• Texte fourni
On serait porté à croire que les ponts, les levées et les autres obstacles qu’on établit sur les rivières diminuent considérablement la vitesse totale du cours de l’eau ; cependant cela n’y fait qu’une très petite différence. L’eau s’élève à la rencontre de l’avant-bec d’un pont ; cette élévation fait qu’elle agit davantage par son poids, ce qui augmente la vitesse du courant entre les piles, d’autant plus que les piles sont plus larges et les arches plus étroites, en sorte que le retardement que ces obstacles causent à la vitesse totale du cours de l’eau est presque insensible. Les coudes, les sinuosités, les terres avancées, les îles ne diminuent aussi que très peu la vitesse totale du cours de l’eau : ce qui produit une diminution très considérable dans cette vitesse, c’est l’abaissement des eaux, comme au contraire l’augmentation du volume d’eau augmente cette vitesse plus qu’aucune autre cause.

• À faire
A – Énumérez tous les éléments nommés expressément dans le texte sur la vitesse des rivières comme ne réduisant que très peu la vitesse totale du cours de l'eau.
B – D'après le texte sur la vitesse des rivières, qu'est-ce qui entraîne une diminution très considérable de la vitesse totale du cours de l'eau ?

• Données
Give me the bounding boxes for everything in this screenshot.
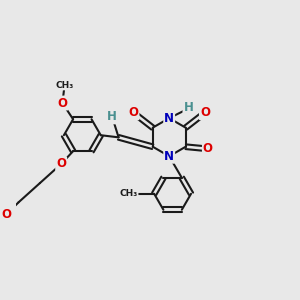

• Réponses par tâche
A – Les ponts, les levées, les coudes, les sinuosités, les terres avancées, les îles.

B – L'abaissement des eaux.